● Exercise prompt: Please count how many lines of the records contain the string "skills", matching case exactly, and give only that number.

** Start Provided information **

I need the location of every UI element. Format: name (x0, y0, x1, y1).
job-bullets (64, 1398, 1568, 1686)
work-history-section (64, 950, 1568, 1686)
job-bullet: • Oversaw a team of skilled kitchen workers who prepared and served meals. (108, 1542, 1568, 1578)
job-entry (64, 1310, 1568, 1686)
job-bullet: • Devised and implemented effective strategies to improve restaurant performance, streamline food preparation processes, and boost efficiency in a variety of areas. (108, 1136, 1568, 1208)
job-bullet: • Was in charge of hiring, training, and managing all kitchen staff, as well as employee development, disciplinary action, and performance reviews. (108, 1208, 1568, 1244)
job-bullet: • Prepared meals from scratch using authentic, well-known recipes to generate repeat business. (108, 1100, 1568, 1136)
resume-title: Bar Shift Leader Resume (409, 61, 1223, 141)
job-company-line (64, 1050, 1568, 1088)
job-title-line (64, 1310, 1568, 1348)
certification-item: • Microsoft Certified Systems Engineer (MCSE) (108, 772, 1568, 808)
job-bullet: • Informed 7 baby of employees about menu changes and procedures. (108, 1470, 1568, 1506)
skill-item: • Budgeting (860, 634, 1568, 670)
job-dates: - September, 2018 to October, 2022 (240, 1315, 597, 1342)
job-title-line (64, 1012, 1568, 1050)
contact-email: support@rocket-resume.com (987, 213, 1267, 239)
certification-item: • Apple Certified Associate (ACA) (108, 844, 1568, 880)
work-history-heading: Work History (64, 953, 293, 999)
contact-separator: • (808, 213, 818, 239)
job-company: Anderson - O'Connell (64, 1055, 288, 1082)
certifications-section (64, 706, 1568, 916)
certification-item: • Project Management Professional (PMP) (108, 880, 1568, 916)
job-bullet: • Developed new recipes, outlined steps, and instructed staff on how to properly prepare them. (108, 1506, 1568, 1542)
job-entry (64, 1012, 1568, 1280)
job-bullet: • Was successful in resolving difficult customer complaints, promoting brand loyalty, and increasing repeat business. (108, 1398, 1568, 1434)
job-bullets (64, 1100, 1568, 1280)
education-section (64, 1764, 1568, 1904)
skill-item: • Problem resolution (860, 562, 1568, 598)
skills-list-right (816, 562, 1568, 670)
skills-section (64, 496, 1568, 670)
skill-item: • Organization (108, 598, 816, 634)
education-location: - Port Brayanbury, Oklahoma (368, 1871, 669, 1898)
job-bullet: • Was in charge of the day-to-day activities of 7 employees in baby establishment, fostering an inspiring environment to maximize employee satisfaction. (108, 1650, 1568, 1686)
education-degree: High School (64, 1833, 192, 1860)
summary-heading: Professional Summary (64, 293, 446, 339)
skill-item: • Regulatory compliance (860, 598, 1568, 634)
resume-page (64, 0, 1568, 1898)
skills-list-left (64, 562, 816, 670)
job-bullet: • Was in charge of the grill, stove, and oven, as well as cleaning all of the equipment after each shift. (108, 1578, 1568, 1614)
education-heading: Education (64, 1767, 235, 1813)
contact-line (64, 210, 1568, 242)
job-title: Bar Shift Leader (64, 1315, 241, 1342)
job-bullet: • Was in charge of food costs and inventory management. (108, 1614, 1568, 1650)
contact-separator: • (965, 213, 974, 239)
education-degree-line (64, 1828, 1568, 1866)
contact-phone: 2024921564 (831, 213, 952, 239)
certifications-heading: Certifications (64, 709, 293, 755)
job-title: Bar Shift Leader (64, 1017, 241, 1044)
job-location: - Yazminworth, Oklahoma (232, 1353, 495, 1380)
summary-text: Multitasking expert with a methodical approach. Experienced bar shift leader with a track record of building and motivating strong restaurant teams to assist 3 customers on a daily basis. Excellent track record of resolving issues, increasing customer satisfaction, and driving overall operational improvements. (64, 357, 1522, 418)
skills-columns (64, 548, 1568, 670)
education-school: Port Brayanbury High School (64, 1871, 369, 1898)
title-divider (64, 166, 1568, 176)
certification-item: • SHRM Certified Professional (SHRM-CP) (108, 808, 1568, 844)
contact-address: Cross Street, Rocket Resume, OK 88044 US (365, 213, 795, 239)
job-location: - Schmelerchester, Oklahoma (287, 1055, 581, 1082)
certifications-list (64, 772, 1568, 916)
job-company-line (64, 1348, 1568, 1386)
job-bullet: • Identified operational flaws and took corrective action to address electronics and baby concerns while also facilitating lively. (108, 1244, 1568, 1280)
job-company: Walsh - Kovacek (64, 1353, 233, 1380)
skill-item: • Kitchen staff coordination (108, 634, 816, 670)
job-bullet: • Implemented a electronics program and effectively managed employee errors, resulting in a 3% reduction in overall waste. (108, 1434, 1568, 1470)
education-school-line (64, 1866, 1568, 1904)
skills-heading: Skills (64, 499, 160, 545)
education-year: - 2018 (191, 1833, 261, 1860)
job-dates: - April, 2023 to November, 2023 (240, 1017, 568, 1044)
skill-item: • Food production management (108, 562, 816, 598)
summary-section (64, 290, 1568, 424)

** End Provided information **
** Start Provided information **

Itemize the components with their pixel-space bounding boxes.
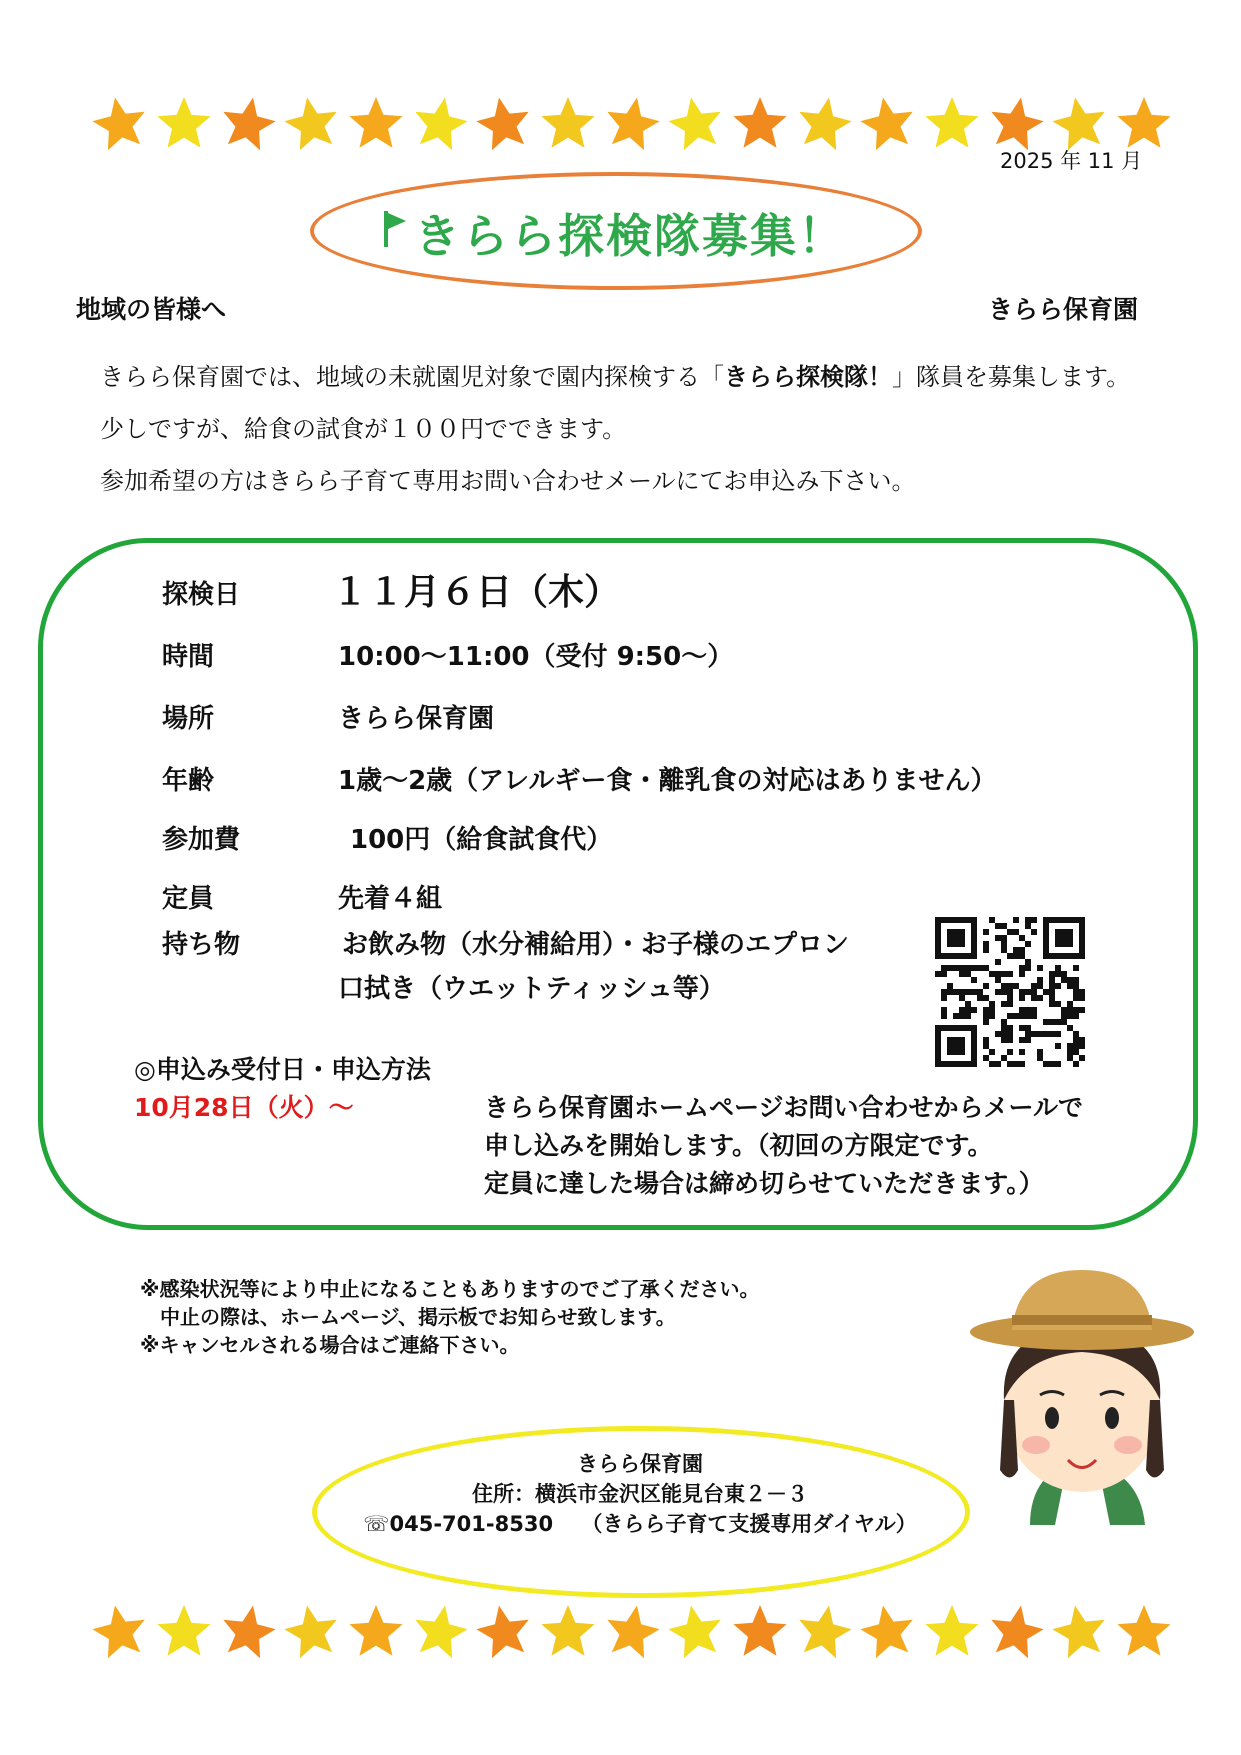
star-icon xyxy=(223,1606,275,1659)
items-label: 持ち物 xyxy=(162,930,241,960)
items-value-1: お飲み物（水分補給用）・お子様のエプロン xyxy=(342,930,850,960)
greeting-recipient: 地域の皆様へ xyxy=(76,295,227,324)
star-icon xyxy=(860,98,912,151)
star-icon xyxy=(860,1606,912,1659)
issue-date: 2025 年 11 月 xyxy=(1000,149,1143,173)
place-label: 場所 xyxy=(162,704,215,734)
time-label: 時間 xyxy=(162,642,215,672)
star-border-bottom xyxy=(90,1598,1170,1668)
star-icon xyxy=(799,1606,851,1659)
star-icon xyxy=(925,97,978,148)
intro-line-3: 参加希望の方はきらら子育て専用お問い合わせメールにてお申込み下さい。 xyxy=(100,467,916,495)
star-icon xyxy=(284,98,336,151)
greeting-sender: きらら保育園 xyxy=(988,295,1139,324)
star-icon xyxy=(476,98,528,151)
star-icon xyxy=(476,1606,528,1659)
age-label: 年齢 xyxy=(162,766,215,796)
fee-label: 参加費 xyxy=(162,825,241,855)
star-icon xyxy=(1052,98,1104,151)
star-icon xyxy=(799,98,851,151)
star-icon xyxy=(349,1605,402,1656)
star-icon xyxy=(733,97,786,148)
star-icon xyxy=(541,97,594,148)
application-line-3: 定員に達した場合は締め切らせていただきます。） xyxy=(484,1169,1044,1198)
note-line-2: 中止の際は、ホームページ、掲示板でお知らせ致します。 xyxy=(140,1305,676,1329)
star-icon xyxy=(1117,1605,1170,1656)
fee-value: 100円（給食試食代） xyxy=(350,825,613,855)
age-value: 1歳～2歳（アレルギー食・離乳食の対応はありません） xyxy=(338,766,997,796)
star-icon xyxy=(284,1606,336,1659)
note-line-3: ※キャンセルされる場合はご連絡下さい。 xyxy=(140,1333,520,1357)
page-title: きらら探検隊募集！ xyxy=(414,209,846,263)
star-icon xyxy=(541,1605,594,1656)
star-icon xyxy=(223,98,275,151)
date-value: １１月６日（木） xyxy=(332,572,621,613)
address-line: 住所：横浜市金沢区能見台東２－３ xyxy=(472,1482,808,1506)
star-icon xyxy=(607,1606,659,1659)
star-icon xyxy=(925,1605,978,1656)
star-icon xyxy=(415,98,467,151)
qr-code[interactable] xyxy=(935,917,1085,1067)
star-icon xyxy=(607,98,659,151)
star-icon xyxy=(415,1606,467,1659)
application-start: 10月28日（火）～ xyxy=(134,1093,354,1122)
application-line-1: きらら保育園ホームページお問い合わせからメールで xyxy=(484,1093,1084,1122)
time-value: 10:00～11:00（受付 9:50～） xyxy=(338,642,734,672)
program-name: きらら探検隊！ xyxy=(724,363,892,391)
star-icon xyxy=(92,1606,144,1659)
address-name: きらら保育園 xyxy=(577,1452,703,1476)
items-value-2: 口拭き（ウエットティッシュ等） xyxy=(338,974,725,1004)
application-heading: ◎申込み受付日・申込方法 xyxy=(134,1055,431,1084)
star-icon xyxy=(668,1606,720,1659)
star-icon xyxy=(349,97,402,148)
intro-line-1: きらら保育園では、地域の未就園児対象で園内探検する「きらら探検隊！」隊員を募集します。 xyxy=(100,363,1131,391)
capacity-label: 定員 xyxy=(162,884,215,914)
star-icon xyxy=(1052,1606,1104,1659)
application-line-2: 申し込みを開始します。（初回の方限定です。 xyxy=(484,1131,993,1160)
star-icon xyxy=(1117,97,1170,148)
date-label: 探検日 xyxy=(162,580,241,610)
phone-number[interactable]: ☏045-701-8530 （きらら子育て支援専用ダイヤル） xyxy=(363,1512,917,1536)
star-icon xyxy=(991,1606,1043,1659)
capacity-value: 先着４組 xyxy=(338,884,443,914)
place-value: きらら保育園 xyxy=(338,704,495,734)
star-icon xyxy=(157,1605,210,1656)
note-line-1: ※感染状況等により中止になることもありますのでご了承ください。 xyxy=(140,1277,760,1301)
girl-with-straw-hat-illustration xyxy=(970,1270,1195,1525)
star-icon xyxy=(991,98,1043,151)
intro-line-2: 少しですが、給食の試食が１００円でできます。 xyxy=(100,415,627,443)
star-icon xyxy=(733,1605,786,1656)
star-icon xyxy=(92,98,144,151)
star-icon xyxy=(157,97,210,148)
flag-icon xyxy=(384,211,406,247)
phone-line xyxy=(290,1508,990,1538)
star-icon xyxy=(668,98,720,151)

** End Provided information **
** Start Provided information **

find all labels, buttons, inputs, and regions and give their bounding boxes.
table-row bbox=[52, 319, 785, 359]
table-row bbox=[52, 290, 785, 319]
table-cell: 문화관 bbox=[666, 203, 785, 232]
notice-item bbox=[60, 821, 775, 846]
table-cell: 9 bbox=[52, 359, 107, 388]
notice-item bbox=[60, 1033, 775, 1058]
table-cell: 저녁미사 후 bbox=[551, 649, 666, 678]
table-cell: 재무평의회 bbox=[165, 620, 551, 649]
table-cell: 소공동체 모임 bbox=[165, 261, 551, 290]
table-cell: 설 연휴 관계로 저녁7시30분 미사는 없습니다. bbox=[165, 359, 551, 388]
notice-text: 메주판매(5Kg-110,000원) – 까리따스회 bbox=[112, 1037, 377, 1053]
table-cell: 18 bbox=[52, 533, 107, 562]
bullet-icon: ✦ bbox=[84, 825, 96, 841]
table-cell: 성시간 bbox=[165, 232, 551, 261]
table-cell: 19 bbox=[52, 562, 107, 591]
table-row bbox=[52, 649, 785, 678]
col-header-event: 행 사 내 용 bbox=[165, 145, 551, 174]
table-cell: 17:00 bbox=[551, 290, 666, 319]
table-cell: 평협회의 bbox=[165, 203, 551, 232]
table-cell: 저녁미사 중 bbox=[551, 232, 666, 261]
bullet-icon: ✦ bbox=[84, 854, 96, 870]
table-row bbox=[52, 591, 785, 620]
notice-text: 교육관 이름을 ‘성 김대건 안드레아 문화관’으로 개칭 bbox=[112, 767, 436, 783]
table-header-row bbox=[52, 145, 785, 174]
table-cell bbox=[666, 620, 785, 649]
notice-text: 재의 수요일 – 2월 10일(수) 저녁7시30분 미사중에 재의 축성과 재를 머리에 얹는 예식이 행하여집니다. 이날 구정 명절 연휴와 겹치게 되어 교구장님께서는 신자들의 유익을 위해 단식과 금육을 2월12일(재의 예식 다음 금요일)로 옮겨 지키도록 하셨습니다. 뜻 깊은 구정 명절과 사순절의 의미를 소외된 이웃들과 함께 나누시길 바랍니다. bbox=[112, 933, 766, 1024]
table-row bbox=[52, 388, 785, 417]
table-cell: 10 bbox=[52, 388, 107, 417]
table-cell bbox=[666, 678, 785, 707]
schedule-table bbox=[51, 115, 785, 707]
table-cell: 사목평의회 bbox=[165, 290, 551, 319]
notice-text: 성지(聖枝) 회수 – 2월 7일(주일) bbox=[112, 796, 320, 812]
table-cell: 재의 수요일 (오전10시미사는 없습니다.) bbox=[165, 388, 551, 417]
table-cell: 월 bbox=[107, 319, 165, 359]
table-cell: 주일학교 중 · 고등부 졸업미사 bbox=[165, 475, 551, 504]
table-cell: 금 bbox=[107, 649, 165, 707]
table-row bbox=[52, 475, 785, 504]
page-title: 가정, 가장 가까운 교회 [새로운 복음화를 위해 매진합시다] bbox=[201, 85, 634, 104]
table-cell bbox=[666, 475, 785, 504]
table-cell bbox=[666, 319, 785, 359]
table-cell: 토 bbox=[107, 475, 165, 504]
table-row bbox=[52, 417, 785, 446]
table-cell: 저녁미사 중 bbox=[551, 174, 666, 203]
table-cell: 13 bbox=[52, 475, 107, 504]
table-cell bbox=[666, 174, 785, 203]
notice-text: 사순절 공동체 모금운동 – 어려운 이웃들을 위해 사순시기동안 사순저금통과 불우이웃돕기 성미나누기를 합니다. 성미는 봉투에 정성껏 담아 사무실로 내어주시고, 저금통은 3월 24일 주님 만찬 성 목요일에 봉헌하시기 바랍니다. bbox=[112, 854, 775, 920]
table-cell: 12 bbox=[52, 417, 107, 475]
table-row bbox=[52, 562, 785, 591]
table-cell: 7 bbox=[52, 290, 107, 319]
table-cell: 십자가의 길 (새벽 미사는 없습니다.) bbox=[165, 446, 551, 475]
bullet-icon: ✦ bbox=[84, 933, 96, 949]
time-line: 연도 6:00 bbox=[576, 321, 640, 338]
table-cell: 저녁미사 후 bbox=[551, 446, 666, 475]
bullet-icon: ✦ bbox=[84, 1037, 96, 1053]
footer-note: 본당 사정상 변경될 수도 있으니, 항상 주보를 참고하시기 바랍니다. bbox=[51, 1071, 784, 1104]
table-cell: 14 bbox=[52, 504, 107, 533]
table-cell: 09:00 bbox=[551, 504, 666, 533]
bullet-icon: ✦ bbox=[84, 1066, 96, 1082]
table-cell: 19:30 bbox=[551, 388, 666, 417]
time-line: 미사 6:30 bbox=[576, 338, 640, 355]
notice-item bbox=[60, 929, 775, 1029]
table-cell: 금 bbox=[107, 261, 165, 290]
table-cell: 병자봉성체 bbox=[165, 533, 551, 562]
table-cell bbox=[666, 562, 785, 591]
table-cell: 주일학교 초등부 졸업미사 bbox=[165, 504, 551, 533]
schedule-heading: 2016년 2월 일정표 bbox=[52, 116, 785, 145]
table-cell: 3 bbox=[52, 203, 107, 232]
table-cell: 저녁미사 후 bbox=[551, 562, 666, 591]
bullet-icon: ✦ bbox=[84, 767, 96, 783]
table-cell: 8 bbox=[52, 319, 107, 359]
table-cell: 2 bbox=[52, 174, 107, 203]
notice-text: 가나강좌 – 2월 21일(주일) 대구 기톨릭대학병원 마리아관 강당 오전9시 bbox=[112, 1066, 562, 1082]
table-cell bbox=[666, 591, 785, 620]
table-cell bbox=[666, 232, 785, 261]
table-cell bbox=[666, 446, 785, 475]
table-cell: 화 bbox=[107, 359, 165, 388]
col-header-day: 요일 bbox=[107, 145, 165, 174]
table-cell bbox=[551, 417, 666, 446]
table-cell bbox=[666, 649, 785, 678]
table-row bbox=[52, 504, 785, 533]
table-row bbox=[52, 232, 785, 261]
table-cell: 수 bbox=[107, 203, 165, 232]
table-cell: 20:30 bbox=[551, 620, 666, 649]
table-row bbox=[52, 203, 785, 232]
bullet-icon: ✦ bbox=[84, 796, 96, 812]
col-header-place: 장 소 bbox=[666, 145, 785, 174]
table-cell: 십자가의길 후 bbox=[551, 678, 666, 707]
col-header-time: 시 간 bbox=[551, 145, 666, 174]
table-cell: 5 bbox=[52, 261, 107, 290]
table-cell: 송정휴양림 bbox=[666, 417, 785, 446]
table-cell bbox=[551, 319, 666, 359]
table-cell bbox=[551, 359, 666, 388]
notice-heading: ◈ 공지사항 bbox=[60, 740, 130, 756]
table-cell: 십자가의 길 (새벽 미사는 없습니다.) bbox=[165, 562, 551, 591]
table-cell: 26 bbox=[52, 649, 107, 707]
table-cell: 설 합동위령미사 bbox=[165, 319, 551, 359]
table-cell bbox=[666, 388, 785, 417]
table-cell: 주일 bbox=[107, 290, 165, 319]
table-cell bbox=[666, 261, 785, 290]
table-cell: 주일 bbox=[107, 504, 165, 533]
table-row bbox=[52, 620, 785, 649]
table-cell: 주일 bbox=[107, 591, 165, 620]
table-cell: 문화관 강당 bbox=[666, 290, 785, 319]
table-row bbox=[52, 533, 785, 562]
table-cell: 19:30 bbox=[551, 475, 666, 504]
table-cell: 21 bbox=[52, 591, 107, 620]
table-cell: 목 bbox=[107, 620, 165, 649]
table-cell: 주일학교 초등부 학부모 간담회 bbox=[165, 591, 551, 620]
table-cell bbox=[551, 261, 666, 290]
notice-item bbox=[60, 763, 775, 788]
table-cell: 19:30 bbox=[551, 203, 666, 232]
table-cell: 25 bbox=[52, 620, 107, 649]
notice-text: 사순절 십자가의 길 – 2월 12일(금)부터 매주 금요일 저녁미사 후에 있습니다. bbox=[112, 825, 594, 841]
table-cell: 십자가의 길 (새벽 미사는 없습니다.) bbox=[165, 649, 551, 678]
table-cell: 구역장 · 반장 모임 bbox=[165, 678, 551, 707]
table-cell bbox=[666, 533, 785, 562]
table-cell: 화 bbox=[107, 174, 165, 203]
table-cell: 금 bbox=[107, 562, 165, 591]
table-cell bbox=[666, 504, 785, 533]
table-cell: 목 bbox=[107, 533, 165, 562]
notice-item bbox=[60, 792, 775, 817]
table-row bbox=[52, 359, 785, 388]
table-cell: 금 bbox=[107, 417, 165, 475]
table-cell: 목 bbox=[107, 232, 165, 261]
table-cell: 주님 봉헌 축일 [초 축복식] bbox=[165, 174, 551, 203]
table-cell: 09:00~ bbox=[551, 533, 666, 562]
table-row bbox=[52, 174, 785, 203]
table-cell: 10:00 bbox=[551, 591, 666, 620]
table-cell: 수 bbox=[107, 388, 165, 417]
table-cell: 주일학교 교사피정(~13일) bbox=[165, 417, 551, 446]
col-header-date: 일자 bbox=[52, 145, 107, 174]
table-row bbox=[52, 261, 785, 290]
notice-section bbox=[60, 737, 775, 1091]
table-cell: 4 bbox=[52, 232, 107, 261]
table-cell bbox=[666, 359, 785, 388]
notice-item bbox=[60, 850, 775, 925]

** End Provided information **

● Output for this task: 5